_THE TASK_
Copy every line of the listing exactly.

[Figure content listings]
= = =
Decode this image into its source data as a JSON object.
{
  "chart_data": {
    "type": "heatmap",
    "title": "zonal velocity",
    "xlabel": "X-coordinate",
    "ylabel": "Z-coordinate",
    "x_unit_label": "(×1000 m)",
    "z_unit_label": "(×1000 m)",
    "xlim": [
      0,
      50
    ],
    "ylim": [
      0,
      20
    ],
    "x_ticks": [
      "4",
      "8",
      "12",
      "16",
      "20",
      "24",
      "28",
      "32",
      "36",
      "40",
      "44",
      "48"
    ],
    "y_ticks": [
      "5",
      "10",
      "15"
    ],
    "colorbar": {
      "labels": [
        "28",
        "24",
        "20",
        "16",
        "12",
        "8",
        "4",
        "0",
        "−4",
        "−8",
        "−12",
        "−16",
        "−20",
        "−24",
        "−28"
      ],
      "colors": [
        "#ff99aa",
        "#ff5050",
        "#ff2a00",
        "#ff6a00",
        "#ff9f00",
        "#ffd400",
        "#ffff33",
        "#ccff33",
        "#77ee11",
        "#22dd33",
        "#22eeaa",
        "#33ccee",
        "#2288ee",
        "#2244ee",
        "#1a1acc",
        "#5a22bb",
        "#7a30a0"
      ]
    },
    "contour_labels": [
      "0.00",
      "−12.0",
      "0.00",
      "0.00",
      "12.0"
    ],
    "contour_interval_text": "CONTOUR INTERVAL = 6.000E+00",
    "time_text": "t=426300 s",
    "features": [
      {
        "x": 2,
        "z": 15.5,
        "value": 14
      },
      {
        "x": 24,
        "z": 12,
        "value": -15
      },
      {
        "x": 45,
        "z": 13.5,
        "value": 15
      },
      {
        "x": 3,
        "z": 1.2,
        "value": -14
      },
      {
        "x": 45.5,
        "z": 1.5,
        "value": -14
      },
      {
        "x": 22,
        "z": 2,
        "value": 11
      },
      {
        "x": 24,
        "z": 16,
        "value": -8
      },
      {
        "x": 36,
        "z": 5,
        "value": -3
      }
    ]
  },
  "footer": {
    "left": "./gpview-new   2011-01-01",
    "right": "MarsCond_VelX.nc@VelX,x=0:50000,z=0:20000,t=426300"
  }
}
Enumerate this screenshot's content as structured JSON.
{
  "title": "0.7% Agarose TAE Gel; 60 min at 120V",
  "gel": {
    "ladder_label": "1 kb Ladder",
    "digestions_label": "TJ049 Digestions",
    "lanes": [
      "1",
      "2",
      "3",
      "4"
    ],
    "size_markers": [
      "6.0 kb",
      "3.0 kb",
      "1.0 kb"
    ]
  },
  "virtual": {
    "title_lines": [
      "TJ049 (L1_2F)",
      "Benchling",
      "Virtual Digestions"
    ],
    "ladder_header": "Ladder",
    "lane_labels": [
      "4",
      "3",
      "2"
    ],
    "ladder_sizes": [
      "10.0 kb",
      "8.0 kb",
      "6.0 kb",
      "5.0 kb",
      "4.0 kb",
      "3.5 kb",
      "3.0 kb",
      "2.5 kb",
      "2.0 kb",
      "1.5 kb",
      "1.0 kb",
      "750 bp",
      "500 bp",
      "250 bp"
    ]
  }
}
= = =
_RESPONSE TO THIS TASK_
Decode this image into its source data as a JSON object.
{
  "chart_data": {
    "type": "heatmap",
    "title": "zonal velocity",
    "xlabel": "X-coordinate",
    "ylabel": "Z-coordinate",
    "x_unit_label": "(×1000 m)",
    "z_unit_label": "(×1000 m)",
    "xlim": [
      0,
      50
    ],
    "ylim": [
      0,
      20
    ],
    "x_ticks": [
      "4",
      "8",
      "12",
      "16",
      "20",
      "24",
      "28",
      "32",
      "36",
      "40",
      "44",
      "48"
    ],
    "y_ticks": [
      "5",
      "10",
      "15"
    ],
    "colorbar": {
      "labels": [
        "28",
        "24",
        "20",
        "16",
        "12",
        "8",
        "4",
        "0",
        "−4",
        "−8",
        "−12",
        "−16",
        "−20",
        "−24",
        "−28"
      ],
      "colors": [
        "#ff99aa",
        "#ff5050",
        "#ff2a00",
        "#ff6a00",
        "#ff9f00",
        "#ffd400",
        "#ffff33",
        "#ccff33",
        "#77ee11",
        "#22dd33",
        "#22eeaa",
        "#33ccee",
        "#2288ee",
        "#2244ee",
        "#1a1acc",
        "#5a22bb",
        "#7a30a0"
      ]
    },
    "contour_labels": [
      "0.00",
      "−12.0",
      "0.00",
      "0.00",
      "12.0"
    ],
    "contour_interval_text": "CONTOUR INTERVAL = 6.000E+00",
    "time_text": "t=426300 s",
    "features": [
      {
        "x": 2,
        "z": 15.5,
        "value": 14
      },
      {
        "x": 24,
        "z": 12,
        "value": -15
      },
      {
        "x": 45,
        "z": 13.5,
        "value": 15
      },
      {
        "x": 3,
        "z": 1.2,
        "value": -14
      },
      {
        "x": 45.5,
        "z": 1.5,
        "value": -14
      },
      {
        "x": 22,
        "z": 2,
        "value": 11
      },
      {
        "x": 24,
        "z": 16,
        "value": -8
      },
      {
        "x": 36,
        "z": 5,
        "value": -3
      }
    ]
  },
  "footer": {
    "left": "./gpview-new   2011-01-01",
    "right": "MarsCond_VelX.nc@VelX,x=0:50000,z=0:20000,t=426300"
  }
}
Enumerate this screenshot's content as structured JSON.
{
  "title": "0.7% Agarose TAE Gel; 60 min at 120V",
  "gel": {
    "ladder_label": "1 kb Ladder",
    "digestions_label": "TJ049 Digestions",
    "lanes": [
      "1",
      "2",
      "3",
      "4"
    ],
    "size_markers": [
      "6.0 kb",
      "3.0 kb",
      "1.0 kb"
    ]
  },
  "virtual": {
    "title_lines": [
      "TJ049 (L1_2F)",
      "Benchling",
      "Virtual Digestions"
    ],
    "ladder_header": "Ladder",
    "lane_labels": [
      "4",
      "3",
      "2"
    ],
    "ladder_sizes": [
      "10.0 kb",
      "8.0 kb",
      "6.0 kb",
      "5.0 kb",
      "4.0 kb",
      "3.5 kb",
      "3.0 kb",
      "2.5 kb",
      "2.0 kb",
      "1.5 kb",
      "1.0 kb",
      "750 bp",
      "500 bp",
      "250 bp"
    ]
  }
}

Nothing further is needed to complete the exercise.